_Data supplied:_

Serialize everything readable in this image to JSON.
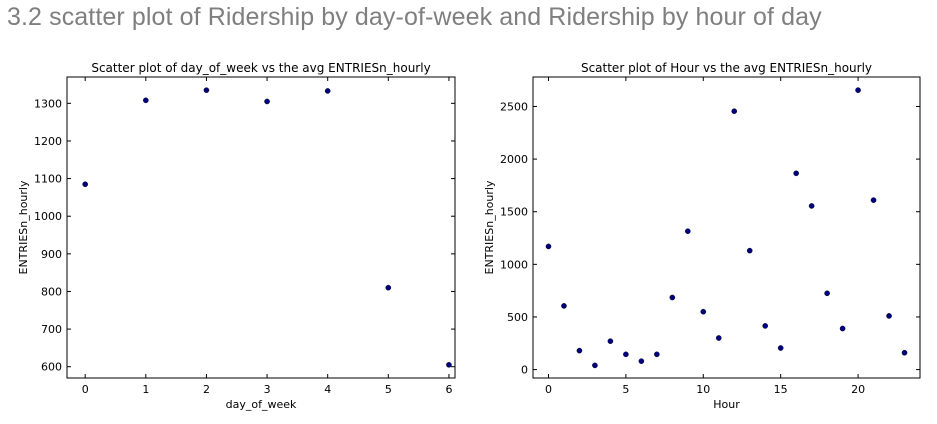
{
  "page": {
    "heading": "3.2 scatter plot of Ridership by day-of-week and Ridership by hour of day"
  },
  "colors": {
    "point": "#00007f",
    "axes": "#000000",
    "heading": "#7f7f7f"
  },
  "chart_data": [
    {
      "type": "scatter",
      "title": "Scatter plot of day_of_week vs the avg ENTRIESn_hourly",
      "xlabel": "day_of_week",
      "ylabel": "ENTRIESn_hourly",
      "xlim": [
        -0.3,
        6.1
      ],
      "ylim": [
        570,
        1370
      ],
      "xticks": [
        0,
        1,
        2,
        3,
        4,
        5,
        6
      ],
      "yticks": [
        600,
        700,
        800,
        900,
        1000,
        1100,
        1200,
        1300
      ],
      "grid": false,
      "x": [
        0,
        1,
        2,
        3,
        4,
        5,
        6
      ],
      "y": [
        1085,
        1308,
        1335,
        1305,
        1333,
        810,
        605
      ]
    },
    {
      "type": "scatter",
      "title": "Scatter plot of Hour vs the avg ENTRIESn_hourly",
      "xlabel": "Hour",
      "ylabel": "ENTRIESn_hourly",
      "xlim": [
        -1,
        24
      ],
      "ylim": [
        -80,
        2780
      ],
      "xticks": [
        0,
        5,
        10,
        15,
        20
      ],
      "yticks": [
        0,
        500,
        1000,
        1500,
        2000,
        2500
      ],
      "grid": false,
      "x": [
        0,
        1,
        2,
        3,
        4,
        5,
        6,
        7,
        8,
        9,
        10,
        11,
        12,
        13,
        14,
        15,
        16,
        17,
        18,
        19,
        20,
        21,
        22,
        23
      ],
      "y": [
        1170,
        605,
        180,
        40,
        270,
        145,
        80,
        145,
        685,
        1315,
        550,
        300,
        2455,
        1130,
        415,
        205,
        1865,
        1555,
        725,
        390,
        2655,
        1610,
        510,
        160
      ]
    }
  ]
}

_Written exercise:_ Copy each line of the listing in which the word "heading" can be found.

_Worked answer:_
    "heading": "3.2 scatter plot of Ridership by day-of-week and Ridership by hour of day"
    "heading": "#7f7f7f"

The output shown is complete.